**Excerpted records:**
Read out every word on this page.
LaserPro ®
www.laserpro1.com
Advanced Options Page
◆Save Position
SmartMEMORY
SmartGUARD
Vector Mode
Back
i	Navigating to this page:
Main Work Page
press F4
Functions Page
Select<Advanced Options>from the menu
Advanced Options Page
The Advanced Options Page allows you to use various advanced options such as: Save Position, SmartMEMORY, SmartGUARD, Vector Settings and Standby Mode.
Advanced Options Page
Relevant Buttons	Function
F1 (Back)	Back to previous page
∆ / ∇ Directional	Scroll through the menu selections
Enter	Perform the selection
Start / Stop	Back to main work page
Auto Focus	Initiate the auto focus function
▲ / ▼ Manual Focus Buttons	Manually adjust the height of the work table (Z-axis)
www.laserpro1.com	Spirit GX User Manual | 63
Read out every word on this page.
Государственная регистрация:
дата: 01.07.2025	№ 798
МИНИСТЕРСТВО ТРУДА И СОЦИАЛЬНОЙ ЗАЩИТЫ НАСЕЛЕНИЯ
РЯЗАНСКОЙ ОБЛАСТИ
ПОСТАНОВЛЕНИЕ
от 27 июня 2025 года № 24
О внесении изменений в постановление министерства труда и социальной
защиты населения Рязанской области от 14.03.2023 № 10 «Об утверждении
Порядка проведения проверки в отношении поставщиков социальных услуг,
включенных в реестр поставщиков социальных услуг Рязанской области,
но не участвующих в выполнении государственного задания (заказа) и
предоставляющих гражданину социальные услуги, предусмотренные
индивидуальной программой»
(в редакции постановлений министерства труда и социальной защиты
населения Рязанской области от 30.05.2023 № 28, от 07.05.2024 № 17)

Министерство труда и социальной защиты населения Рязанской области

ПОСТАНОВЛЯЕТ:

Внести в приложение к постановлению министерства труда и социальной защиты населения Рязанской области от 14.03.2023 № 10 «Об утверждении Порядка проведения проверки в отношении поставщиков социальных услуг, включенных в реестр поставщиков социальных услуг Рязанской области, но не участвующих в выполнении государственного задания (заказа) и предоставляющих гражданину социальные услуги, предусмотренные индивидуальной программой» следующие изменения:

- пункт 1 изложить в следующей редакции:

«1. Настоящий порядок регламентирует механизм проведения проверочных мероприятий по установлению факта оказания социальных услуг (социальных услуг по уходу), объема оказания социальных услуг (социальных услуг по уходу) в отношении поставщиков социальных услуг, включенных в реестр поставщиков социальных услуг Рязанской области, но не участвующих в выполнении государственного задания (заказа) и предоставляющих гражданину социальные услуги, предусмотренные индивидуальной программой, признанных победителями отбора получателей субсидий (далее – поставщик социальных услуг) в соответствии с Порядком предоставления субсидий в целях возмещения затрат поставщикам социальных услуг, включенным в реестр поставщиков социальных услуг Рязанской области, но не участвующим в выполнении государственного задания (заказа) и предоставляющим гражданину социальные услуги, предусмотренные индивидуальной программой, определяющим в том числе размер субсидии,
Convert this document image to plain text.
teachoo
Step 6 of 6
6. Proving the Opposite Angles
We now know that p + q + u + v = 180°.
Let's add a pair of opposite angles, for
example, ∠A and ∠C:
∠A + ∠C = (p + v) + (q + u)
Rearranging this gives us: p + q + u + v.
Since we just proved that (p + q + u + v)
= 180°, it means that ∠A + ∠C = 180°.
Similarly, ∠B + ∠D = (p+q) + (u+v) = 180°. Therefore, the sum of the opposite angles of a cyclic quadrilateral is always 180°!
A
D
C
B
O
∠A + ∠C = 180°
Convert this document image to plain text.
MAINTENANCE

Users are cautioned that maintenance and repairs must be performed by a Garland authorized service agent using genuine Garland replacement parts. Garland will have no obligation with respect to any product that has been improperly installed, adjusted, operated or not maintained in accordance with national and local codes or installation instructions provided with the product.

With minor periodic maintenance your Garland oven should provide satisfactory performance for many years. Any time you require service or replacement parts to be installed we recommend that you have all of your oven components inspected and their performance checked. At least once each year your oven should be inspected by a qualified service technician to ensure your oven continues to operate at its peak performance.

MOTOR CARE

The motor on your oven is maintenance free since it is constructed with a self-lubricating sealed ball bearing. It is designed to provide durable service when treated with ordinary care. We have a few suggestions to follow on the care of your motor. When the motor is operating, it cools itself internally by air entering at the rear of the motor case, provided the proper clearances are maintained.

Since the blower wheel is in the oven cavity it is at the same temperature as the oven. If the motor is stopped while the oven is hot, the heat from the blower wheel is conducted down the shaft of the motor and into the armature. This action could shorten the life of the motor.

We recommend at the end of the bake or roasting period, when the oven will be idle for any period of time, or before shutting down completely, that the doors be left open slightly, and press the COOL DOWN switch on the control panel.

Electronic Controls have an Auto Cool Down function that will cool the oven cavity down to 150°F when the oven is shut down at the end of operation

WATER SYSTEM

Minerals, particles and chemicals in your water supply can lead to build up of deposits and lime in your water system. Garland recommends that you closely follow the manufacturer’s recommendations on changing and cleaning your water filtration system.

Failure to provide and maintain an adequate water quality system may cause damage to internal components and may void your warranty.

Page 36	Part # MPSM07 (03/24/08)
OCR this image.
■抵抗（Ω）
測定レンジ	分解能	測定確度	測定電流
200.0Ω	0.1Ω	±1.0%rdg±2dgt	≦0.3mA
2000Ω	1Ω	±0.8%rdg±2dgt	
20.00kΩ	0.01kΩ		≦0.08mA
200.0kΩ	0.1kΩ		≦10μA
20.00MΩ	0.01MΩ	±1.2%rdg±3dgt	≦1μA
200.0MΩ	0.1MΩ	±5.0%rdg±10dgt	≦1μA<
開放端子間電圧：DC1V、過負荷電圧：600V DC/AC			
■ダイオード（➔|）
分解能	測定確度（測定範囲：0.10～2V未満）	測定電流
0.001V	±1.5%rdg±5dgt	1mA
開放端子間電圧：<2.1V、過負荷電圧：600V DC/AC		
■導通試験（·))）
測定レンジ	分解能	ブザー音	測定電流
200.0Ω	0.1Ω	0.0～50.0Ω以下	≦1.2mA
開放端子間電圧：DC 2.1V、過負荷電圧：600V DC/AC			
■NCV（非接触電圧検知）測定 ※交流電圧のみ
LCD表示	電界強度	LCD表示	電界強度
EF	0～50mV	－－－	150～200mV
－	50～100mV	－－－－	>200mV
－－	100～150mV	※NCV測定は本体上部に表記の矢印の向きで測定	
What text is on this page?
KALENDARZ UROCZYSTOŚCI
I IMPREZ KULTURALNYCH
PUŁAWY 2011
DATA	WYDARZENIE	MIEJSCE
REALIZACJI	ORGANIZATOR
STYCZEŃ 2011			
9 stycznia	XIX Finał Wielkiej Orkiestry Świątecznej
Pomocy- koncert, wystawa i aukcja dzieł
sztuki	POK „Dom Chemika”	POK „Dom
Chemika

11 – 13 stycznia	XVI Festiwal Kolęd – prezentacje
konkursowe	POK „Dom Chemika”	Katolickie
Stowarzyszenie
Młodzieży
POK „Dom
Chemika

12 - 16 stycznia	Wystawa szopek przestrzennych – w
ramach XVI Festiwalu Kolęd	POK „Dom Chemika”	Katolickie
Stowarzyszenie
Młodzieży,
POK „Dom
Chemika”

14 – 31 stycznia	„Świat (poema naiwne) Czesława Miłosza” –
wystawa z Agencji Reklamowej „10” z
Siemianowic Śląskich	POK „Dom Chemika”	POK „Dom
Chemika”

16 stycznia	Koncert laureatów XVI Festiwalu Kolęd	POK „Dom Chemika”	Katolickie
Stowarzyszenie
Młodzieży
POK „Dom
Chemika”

**Set task:** Faithfully reproduce all of the records, character for character.

**Worked solution:**
Read out every word on this page.
LaserPro ®
www.laserpro1.com
Advanced Options Page
◆Save Position
SmartMEMORY
SmartGUARD
Vector Mode
Back
i	Navigating to this page:
Main Work Page
press F4
Functions Page
Select<Advanced Options>from the menu
Advanced Options Page
The Advanced Options Page allows you to use various advanced options such as: Save Position, SmartMEMORY, SmartGUARD, Vector Settings and Standby Mode.
Advanced Options Page
Relevant Buttons	Function
F1 (Back)	Back to previous page
∆ / ∇ Directional	Scroll through the menu selections
Enter	Perform the selection
Start / Stop	Back to main work page
Auto Focus	Initiate the auto focus function
▲ / ▼ Manual Focus Buttons	Manually adjust the height of the work table (Z-axis)
www.laserpro1.com	Spirit GX User Manual | 63
Read out every word on this page.
Государственная регистрация:
дата: 01.07.2025	№ 798
МИНИСТЕРСТВО ТРУДА И СОЦИАЛЬНОЙ ЗАЩИТЫ НАСЕЛЕНИЯ
РЯЗАНСКОЙ ОБЛАСТИ
ПОСТАНОВЛЕНИЕ
от 27 июня 2025 года № 24
О внесении изменений в постановление министерства труда и социальной
защиты населения Рязанской области от 14.03.2023 № 10 «Об утверждении
Порядка проведения проверки в отношении поставщиков социальных услуг,
включенных в реестр поставщиков социальных услуг Рязанской области,
но не участвующих в выполнении государственного задания (заказа) и
предоставляющих гражданину социальные услуги, предусмотренные
индивидуальной программой»
(в редакции постановлений министерства труда и социальной защиты
населения Рязанской области от 30.05.2023 № 28, от 07.05.2024 № 17)

Министерство труда и социальной защиты населения Рязанской области

ПОСТАНОВЛЯЕТ:

Внести в приложение к постановлению министерства труда и социальной защиты населения Рязанской области от 14.03.2023 № 10 «Об утверждении Порядка проведения проверки в отношении поставщиков социальных услуг, включенных в реестр поставщиков социальных услуг Рязанской области, но не участвующих в выполнении государственного задания (заказа) и предоставляющих гражданину социальные услуги, предусмотренные индивидуальной программой» следующие изменения:

- пункт 1 изложить в следующей редакции:

«1. Настоящий порядок регламентирует механизм проведения проверочных мероприятий по установлению факта оказания социальных услуг (социальных услуг по уходу), объема оказания социальных услуг (социальных услуг по уходу) в отношении поставщиков социальных услуг, включенных в реестр поставщиков социальных услуг Рязанской области, но не участвующих в выполнении государственного задания (заказа) и предоставляющих гражданину социальные услуги, предусмотренные индивидуальной программой, признанных победителями отбора получателей субсидий (далее – поставщик социальных услуг) в соответствии с Порядком предоставления субсидий в целях возмещения затрат поставщикам социальных услуг, включенным в реестр поставщиков социальных услуг Рязанской области, но не участвующим в выполнении государственного задания (заказа) и предоставляющим гражданину социальные услуги, предусмотренные индивидуальной программой, определяющим в том числе размер субсидии,
Convert this document image to plain text.
teachoo
Step 6 of 6
6. Proving the Opposite Angles
We now know that p + q + u + v = 180°.
Let's add a pair of opposite angles, for
example, ∠A and ∠C:
∠A + ∠C = (p + v) + (q + u)
Rearranging this gives us: p + q + u + v.
Since we just proved that (p + q + u + v)
= 180°, it means that ∠A + ∠C = 180°.
Similarly, ∠B + ∠D = (p+q) + (u+v) = 180°. Therefore, the sum of the opposite angles of a cyclic quadrilateral is always 180°!
A
D
C
B
O
∠A + ∠C = 180°
Convert this document image to plain text.
MAINTENANCE

Users are cautioned that maintenance and repairs must be performed by a Garland authorized service agent using genuine Garland replacement parts. Garland will have no obligation with respect to any product that has been improperly installed, adjusted, operated or not maintained in accordance with national and local codes or installation instructions provided with the product.

With minor periodic maintenance your Garland oven should provide satisfactory performance for many years. Any time you require service or replacement parts to be installed we recommend that you have all of your oven components inspected and their performance checked. At least once each year your oven should be inspected by a qualified service technician to ensure your oven continues to operate at its peak performance.

MOTOR CARE

The motor on your oven is maintenance free since it is constructed with a self-lubricating sealed ball bearing. It is designed to provide durable service when treated with ordinary care. We have a few suggestions to follow on the care of your motor. When the motor is operating, it cools itself internally by air entering at the rear of the motor case, provided the proper clearances are maintained.

Since the blower wheel is in the oven cavity it is at the same temperature as the oven. If the motor is stopped while the oven is hot, the heat from the blower wheel is conducted down the shaft of the motor and into the armature. This action could shorten the life of the motor.

We recommend at the end of the bake or roasting period, when the oven will be idle for any period of time, or before shutting down completely, that the doors be left open slightly, and press the COOL DOWN switch on the control panel.

Electronic Controls have an Auto Cool Down function that will cool the oven cavity down to 150°F when the oven is shut down at the end of operation

WATER SYSTEM

Minerals, particles and chemicals in your water supply can lead to build up of deposits and lime in your water system. Garland recommends that you closely follow the manufacturer’s recommendations on changing and cleaning your water filtration system.

Failure to provide and maintain an adequate water quality system may cause damage to internal components and may void your warranty.

Page 36	Part # MPSM07 (03/24/08)
OCR this image.
■抵抗（Ω）
測定レンジ	分解能	測定確度	測定電流
200.0Ω	0.1Ω	±1.0%rdg±2dgt	≦0.3mA
2000Ω	1Ω	±0.8%rdg±2dgt	
20.00kΩ	0.01kΩ		≦0.08mA
200.0kΩ	0.1kΩ		≦10μA
20.00MΩ	0.01MΩ	±1.2%rdg±3dgt	≦1μA
200.0MΩ	0.1MΩ	±5.0%rdg±10dgt	≦1μA<
開放端子間電圧：DC1V、過負荷電圧：600V DC/AC			
■ダイオード（➔|）
分解能	測定確度（測定範囲：0.10～2V未満）	測定電流
0.001V	±1.5%rdg±5dgt	1mA
開放端子間電圧：<2.1V、過負荷電圧：600V DC/AC		
■導通試験（·))）
測定レンジ	分解能	ブザー音	測定電流
200.0Ω	0.1Ω	0.0～50.0Ω以下	≦1.2mA
開放端子間電圧：DC 2.1V、過負荷電圧：600V DC/AC			
■NCV（非接触電圧検知）測定 ※交流電圧のみ
LCD表示	電界強度	LCD表示	電界強度
EF	0～50mV	－－－	150～200mV
－	50～100mV	－－－－	>200mV
－－	100～150mV	※NCV測定は本体上部に表記の矢印の向きで測定	
What text is on this page?
KALENDARZ UROCZYSTOŚCI
I IMPREZ KULTURALNYCH
PUŁAWY 2011
DATA	WYDARZENIE	MIEJSCE
REALIZACJI	ORGANIZATOR
STYCZEŃ 2011			
9 stycznia	XIX Finał Wielkiej Orkiestry Świątecznej
Pomocy- koncert, wystawa i aukcja dzieł
sztuki	POK „Dom Chemika”	POK „Dom
Chemika

11 – 13 stycznia	XVI Festiwal Kolęd – prezentacje
konkursowe	POK „Dom Chemika”	Katolickie
Stowarzyszenie
Młodzieży
POK „Dom
Chemika

12 - 16 stycznia	Wystawa szopek przestrzennych – w
ramach XVI Festiwalu Kolęd	POK „Dom Chemika”	Katolickie
Stowarzyszenie
Młodzieży,
POK „Dom
Chemika”

14 – 31 stycznia	„Świat (poema naiwne) Czesława Miłosza” –
wystawa z Agencji Reklamowej „10” z
Siemianowic Śląskich	POK „Dom Chemika”	POK „Dom
Chemika”

16 stycznia	Koncert laureatów XVI Festiwalu Kolęd	POK „Dom Chemika”	Katolickie
Stowarzyszenie
Młodzieży
POK „Dom
Chemika”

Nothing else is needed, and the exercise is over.